Cuando ante la contemplación del que va al encuentro de Cristo en la soledad amarga de la partida en el más crudo y desabrido apartamiento y abandono, una vez de “mi rostro se llena de amargura”, trata de confortarte más bien, dejándote conducir, amigo Emilio, a una alegría que genera en el espíritu el sentimiento de saberse salvado en Cristo, cada uno en su humilde persona, a pesar de la condición de pecadores.

Para mi aplicación personal, tomo como referencia siempre un calificativo que bien podemos aplicarnos todos los humanos y que yo encuentro, como concomitante esencial de la definición de una persona, en la lápida fundacional de mi iglesia de San Andrés de Valdebárcena: “Martinus presbyter, peccator et filii Ecclesiae”: “Levantaron este templo el presbítero Martín, humilde pecador, con los hijos de esta iglesia”. La definición de su persona que hace el clérigo y párroco Martín tiene solamente dos connotativos: es presbítero –sacerdote de Criso–, aunque es pecador, y por tal, como algo inherente a su persona, le puso en escrito muy solemne, como lo es el de la lápida cual fundacional de su Iglesia, para reconocimiento de todos los feligreses, seguidores del Señor.

En mis vivencias personales evito las palabras destino, azar, casualidad y me abrazo, más bien, a acontecimiento festivo y salvífico, porque Dios ha venido a nosotros en la persona divina de su Hijo Unigénito. En el óbito que es “ida al encuentro del Padre, que es Dios Omnipotente y Creador de cuanto existe”, llenos de “una luz esperanzada, que nos acompañará hasta nuestro final, caminamos todos, entre sacudidas de nuestra conciencia, hacia el encuentro más ansiado en los brazos del Padre Dios. La vida que aguada, abrazados estrechamente a la esperanza, en la visión de Emilio Serrano, es “voz, silencio compartido, ilusión y fe” y serán en futuros de bienandanza, por siglos de siglos, disfrute, bienaventuranza, visión beatífica y felicidad perpetua, en el descanso eterno de su Señor. “Es un aceptar la presencia de la nueva vida, esperándola con alma enamorada, con la mano tendida a la esperanza de la nueva vida, esperándola con alma enamorada, con la mano tendida a la esperanza, con plena dignidad cristiana”. Con su cuerpo cansado y su alma fatigada, como él mismo confiesa, Emilio piensa en los que nos han dejado y después de reflexionar en ese Dios, en quien confía, concluye: “Se me escapa un rezo y pido a Dios clemencia para todos ellos, en seguimiento de nuestros antepasados, cimiento de nuestras vidas”.
____________
§ **Problema a resolver**
Reproduce sin cambios el pasaje del fragmento de página que va desde "Para mi aplicación" hasta "seguidores del Señor.", ambos incluidos.
____________
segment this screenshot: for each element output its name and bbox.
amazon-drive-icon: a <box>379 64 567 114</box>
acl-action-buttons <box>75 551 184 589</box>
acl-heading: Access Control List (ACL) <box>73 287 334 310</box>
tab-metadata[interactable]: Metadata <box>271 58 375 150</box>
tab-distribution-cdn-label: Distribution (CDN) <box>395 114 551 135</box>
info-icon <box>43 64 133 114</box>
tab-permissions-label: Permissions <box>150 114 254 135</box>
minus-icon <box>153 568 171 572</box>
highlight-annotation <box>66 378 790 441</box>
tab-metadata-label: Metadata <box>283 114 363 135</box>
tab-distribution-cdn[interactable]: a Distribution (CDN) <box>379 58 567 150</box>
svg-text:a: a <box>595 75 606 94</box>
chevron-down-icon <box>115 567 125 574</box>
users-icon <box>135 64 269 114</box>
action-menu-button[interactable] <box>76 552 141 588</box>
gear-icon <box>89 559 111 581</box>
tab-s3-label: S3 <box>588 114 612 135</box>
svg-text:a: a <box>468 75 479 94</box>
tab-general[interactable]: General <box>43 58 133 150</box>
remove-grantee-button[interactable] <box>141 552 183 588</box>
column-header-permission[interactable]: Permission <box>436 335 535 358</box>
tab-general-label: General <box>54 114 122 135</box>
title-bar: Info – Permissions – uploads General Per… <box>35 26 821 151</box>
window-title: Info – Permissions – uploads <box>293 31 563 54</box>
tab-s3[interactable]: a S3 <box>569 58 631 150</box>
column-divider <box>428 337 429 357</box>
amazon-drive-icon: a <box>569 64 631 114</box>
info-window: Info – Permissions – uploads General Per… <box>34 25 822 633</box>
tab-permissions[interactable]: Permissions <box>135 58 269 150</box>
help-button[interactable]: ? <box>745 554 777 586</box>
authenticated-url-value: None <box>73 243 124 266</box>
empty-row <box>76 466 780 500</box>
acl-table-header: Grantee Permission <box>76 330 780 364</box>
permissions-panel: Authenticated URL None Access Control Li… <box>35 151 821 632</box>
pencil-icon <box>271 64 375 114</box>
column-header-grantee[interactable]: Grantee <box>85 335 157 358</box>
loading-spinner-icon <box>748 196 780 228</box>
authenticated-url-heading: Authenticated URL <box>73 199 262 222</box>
____________
§ **Respuesta**
Para mi aplicación personal, tomo como referencia siempre un calificativo que bien podemos aplicarnos todos los humanos y que yo encuentro, como concomitante esencial de la definición de una persona, en la lápida fundacional de mi iglesia de San Andrés de Valdebárcena: “Martinus presbyter, peccator et filii Ecclesiae”: “Levantaron este templo el presbítero Martín, humilde pecador, con los hijos de esta iglesia”. La definición de su persona que hace el clérigo y párroco Martín tiene solamente dos connotativos: es presbítero –sacerdote de Criso–, aunque es pecador, y por tal, como algo inherente a su persona, le puso en escrito muy solemne, como lo es el de la lápida cual fundacional de su Iglesia, para reconocimiento de todos los feligreses, seguidores del Señor.